_Exercise_
Transcribe the data in full and exactly, omitting any pictures.

-- start --

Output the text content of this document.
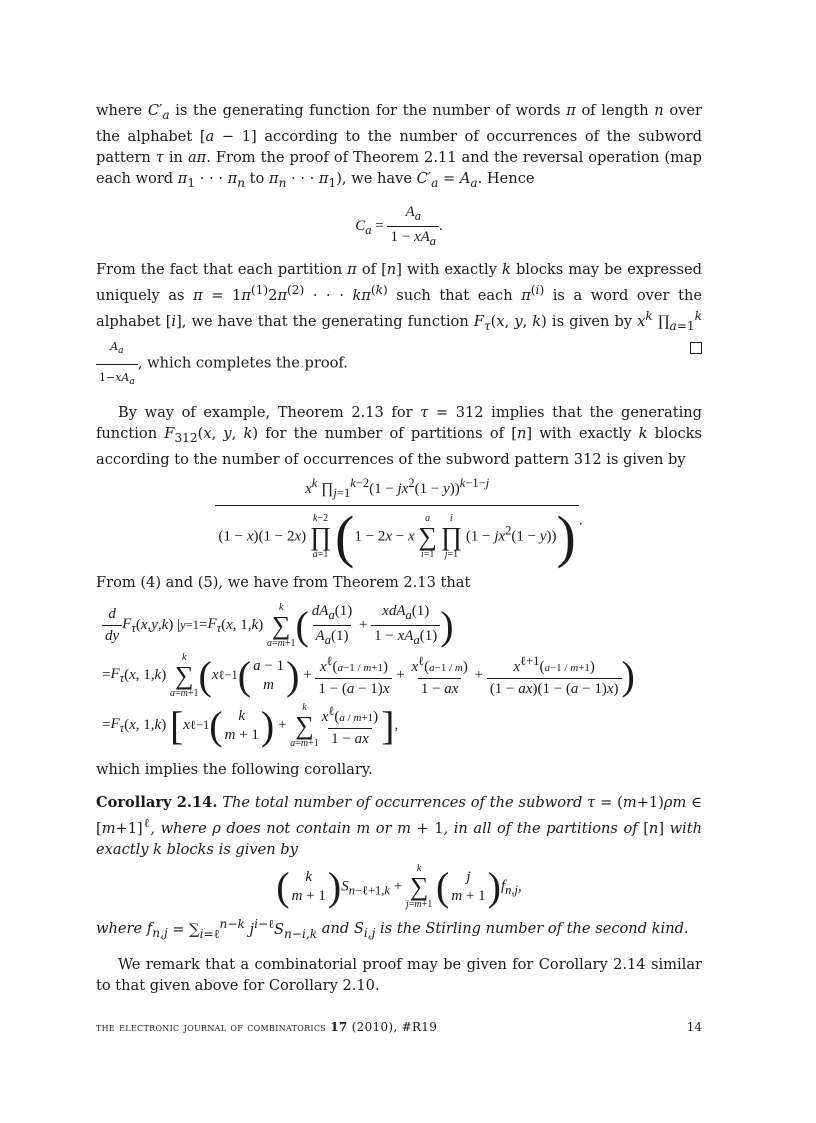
where $C'_a$ is the generating function for the number of words π of length n over the alphabet [a − 1] according to the number of occurrences of the subword pattern τ in aπ. From the proof of Theorem 2.11 and the reversal operation (map each word $\pi_1$ · · · $\pi_n$ to $\pi_n$ · · · $\pi_1$), we have $C'_a = A_a$. Hence

$C_a = \frac{A_a}{1 - xA_a}$ .

From the fact that each partition π of [n] with exactly k blocks may be expressed uniquely as $\pi = 1\pi^{(1)}2\pi^{(2)}$ · · · $k\pi^{(k)}$ such that each $\pi^{(i)}$ is a word over the alphabet [i], we have that the generating function $F_\tau(x$, y, k) is given by $x^k$ $\prod_{a=1}^k$
$\frac{A_a}{1-xA_a}$ , which completes the proof.

By way of example, Theorem 2.13 for τ = 312 implies that the generating function $F_{312}(x$, y, k) for the number of partitions of [n] with exactly k blocks according to the number of occurrences of the subword pattern 312 is given by

$x^k$ $\prod_{j=1}^{k-2}(1 - jx^2(1 - y))^{k-1-j}$
(1 − x)(1 − 2x)
k−2
∏
a=1 (1 − 2x − x
a
∑
i=1

i
∏
j=1
$(1 - jx^2(1 - y))$) .

From (4) and (5), we have from Theorem 2.13 that

$\frac{d}{dy} F_\tau$ ( x , y , k ) | $y=1 = F_\tau$ ( x , 1, k )
k
∑
a=m+1 ( $\frac{dA_a(1)}{A_a(1)} + \frac{xdA_a(1)}{1 - xA_a(1)}$ )
= $F_\tau$ ( x , 1, k )
k
∑
a=m+1 ( x ℓ−1 ( a − 1
m ) + $\frac{x^\ell(a-1 / m+1)}{1 - (a - 1)x} + \frac{x^\ell(a-1 / m)}{1 - ax} + \frac{x^{\ell+1}(a-1 / m+1)}{(1 - ax)(1 - (a - 1)x)}$ )
= $F_\tau$ ( x , 1, k ) [ x ℓ−1 ( k
m + 1 ) +
k
∑
$a=m+1 \frac{x^\ell(a / m+1)}{1 - ax}$ ] ,

which implies the following corollary.

Corollary 2.14. The total number of occurrences of the subword τ = (m+1)ρm ∈ $[m+1]^\ell$, where ρ does not contain m or m + 1, in all of the partitions of [n] with exactly k blocks is given by

( k
m + 1 ) $S_{n-\ell+1,k}$ +
k
∑
j=m+1
( j
m + 1 ) $f_{n,j}$,

where $f_{n,j} = \sum_{i=\ell}^{n-k}$ $j^{i-\ell}S_{n-i,k}$ and $S_{i,j}$ is the Stirling number of the second kind.

We remark that a combinatorial proof may be given for Corollary 2.14 similar to that given above for Corollary 2.10.

the electronic journal of combinatorics 17 (2010), #R19	14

-- end --

_Completed exercise_
Output the text content of this document.
where $C'_a$ is the generating function for the number of words π of length n over the alphabet [a − 1] according to the number of occurrences of the subword pattern τ in aπ. From the proof of Theorem 2.11 and the reversal operation (map each word $\pi_1$ · · · $\pi_n$ to $\pi_n$ · · · $\pi_1$), we have $C'_a = A_a$. Hence

$C_a = \frac{A_a}{1 - xA_a}$ .

From the fact that each partition π of [n] with exactly k blocks may be expressed uniquely as $\pi = 1\pi^{(1)}2\pi^{(2)}$ · · · $k\pi^{(k)}$ such that each $\pi^{(i)}$ is a word over the alphabet [i], we have that the generating function $F_\tau(x$, y, k) is given by $x^k$ $\prod_{a=1}^k$
$\frac{A_a}{1-xA_a}$ , which completes the proof.

By way of example, Theorem 2.13 for τ = 312 implies that the generating function $F_{312}(x$, y, k) for the number of partitions of [n] with exactly k blocks according to the number of occurrences of the subword pattern 312 is given by

$x^k$ $\prod_{j=1}^{k-2}(1 - jx^2(1 - y))^{k-1-j}$
(1 − x)(1 − 2x)
k−2
∏
a=1 (1 − 2x − x
a
∑
i=1

i
∏
j=1
$(1 - jx^2(1 - y))$) .

From (4) and (5), we have from Theorem 2.13 that

$\frac{d}{dy} F_\tau$ ( x , y , k ) | $y=1 = F_\tau$ ( x , 1, k )
k
∑
a=m+1 ( $\frac{dA_a(1)}{A_a(1)} + \frac{xdA_a(1)}{1 - xA_a(1)}$ )
= $F_\tau$ ( x , 1, k )
k
∑
a=m+1 ( x ℓ−1 ( a − 1
m ) + $\frac{x^\ell(a-1 / m+1)}{1 - (a - 1)x} + \frac{x^\ell(a-1 / m)}{1 - ax} + \frac{x^{\ell+1}(a-1 / m+1)}{(1 - ax)(1 - (a - 1)x)}$ )
= $F_\tau$ ( x , 1, k ) [ x ℓ−1 ( k
m + 1 ) +
k
∑
$a=m+1 \frac{x^\ell(a / m+1)}{1 - ax}$ ] ,

which implies the following corollary.

Corollary 2.14. The total number of occurrences of the subword τ = (m+1)ρm ∈ $[m+1]^\ell$, where ρ does not contain m or m + 1, in all of the partitions of [n] with exactly k blocks is given by

( k
m + 1 ) $S_{n-\ell+1,k}$ +
k
∑
j=m+1
( j
m + 1 ) $f_{n,j}$,

where $f_{n,j} = \sum_{i=\ell}^{n-k}$ $j^{i-\ell}S_{n-i,k}$ and $S_{i,j}$ is the Stirling number of the second kind.

We remark that a combinatorial proof may be given for Corollary 2.14 similar to that given above for Corollary 2.10.

the electronic journal of combinatorics 17 (2010), #R19	14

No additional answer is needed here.